> _ЗАДАНИЕ_
Перепишите из фрагмента о Первом крестовом походе всё, начиная со слов «Рис. Боэмунд Тарентский.» и вплоть до слов «походе простого народа.», не меняя ни буквы.

===== ПРЕДЛОЖЕННЫЙ ФРАГМЕНТ =====

Рис. Робер Нормандский.

И наконец, четвертой была южнонтальянская армия, состоявшая в основном из итальянских нормандцев. Ею командовал старший сын Робера Гискара, князь Боэмунд Тарентский. Долгое время вместе с отцом он воевал с Византией и оставил там по себе недобрую память. После смерти Робера Гискара семью Отвилей возглавил самый младший его брат, Рожер Сицилийский, а герцогство Апулийское на юге Италии унаследовал по завещанию отца младший брат Боэмунда, Рожер Борса. Боэмунду же после неудачной войны с братом досталось лишь небольшое княжество Тарентское. Это был профессиональный воин и полководец, выделявшийся из круга предводителей умом, волей и трезвостью взгляда. Он был беден и рассчитывал по примеру отца и дядьев захватить на Востоке для себя богатое княжество. Боэмунда сопровождал его племянник Танкред, герой всех рассказов и поэм о крестовых походах, беззаветно храбрый и яростный в бою, честолюбивый и коварный. В окружении Боэмунда находился и уже упоминавшийся нами неизвестный по имени итало-нормандский рыцарь (Аноним), написавший хронику «Деяния франков» о Первом крестовом походе, в юности, видимо, учившийся на клирика.

Он рассказывает, что, когда пришла весть о крестовом походе, Боэмунд во главе значительной армии осаждал Амальфи, тогда большой порт в южной Италии. Князь обратился к своим рыцарям: «Так хочет Бог! Когда поднимается весь мир, я не хочу оставаться в стороне. Я выступаю. Кто из вас, господа, примет Крест Христов и последует за мной на борьбу за христианство?». Он приказал разрезать свой дорогой пурпурный плащ на полосы и раздал их воинам на кресты. Кроме нормандцев к Боэмунду примкнуло множество крестоносцев, собравшихся в южной Италии.

Рис. Боэмунд Тарентский.

Другие хронисты Первого крестового похода, священнослужители француз Робер Монах из Реймса и немец Альберт из Аахена, в походе не участвовали и начали работу над хрониками по устным и письменным, в том числе и пропавшим, сообщениям участников и очевидцев, один в 1106-м, другой в 1110 г. Альберту из Аахена принадлежит подробный рассказ о походе простого народа.

===== ИСХОДНЫЕ ДАННЫЕ =====

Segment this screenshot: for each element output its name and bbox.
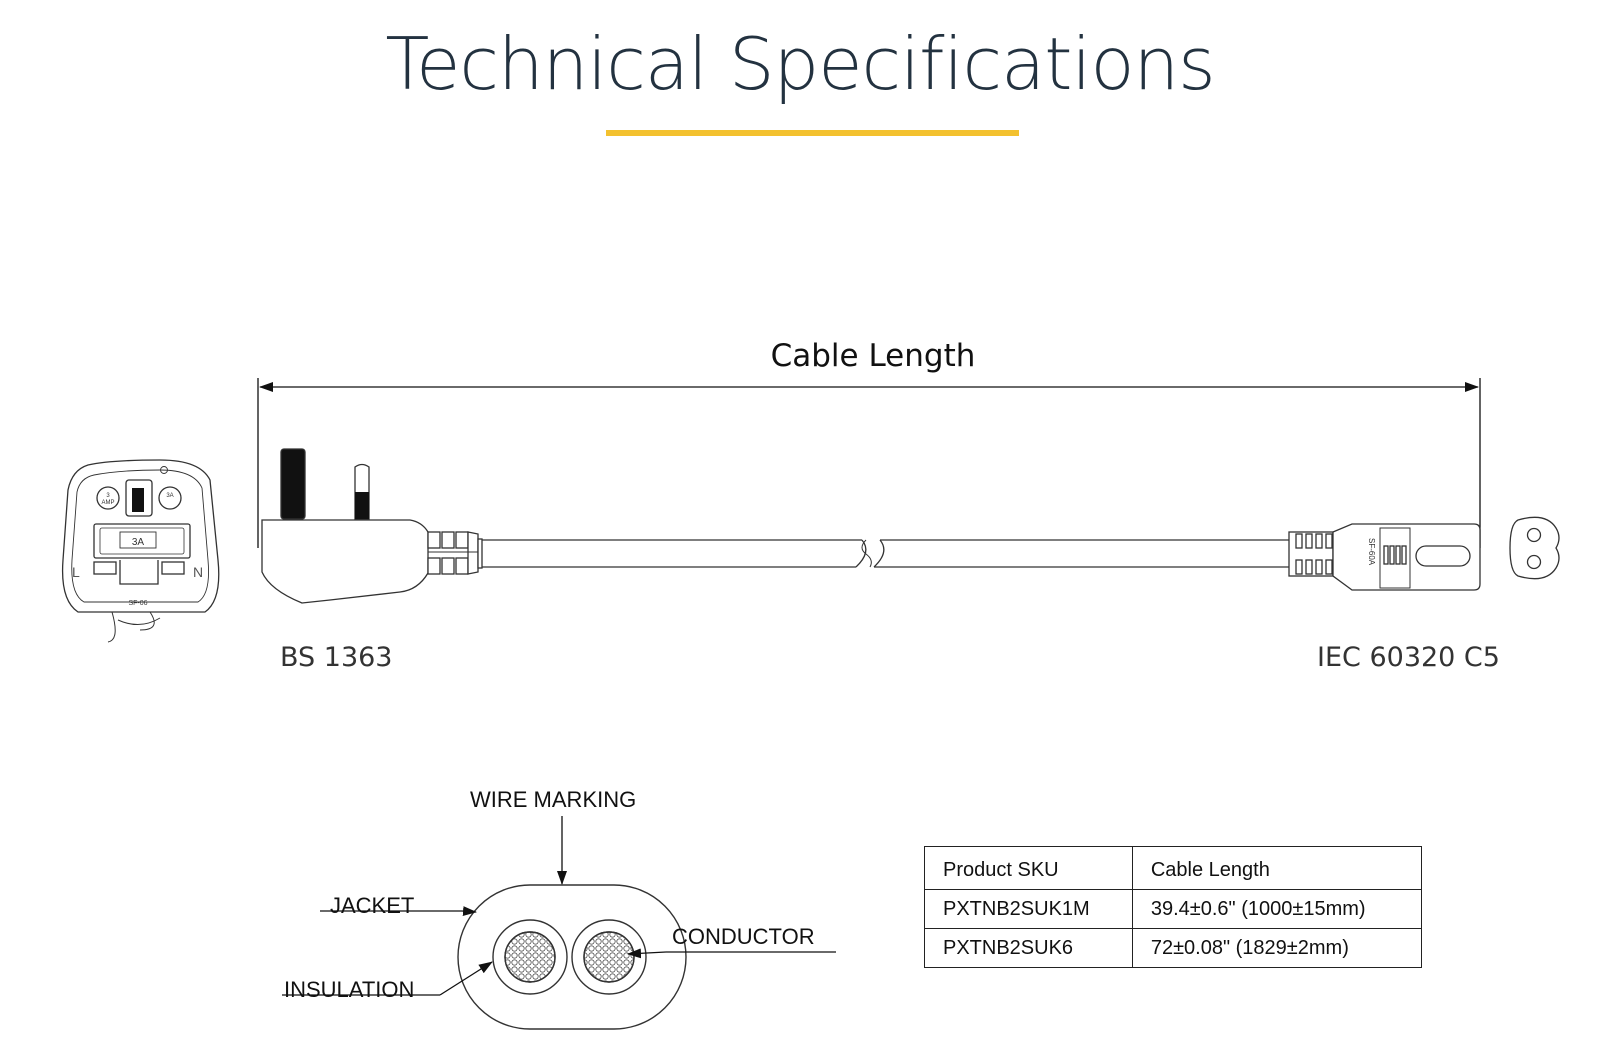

=====

> _РЕЗУЛЬТАТ_
Рис. Боэмунд Тарентский.

Другие хронисты Первого крестового похода, священнослужители француз Робер Монах из Реймса и немец Альберт из Аахена, в походе не участвовали и начали работу над хрониками по устным и письменным, в том числе и пропавшим, сообщениям участников и очевидцев, один в 1106-м, другой в 1110 г. Альберту из Аахена принадлежит подробный рассказ о походе простого народа.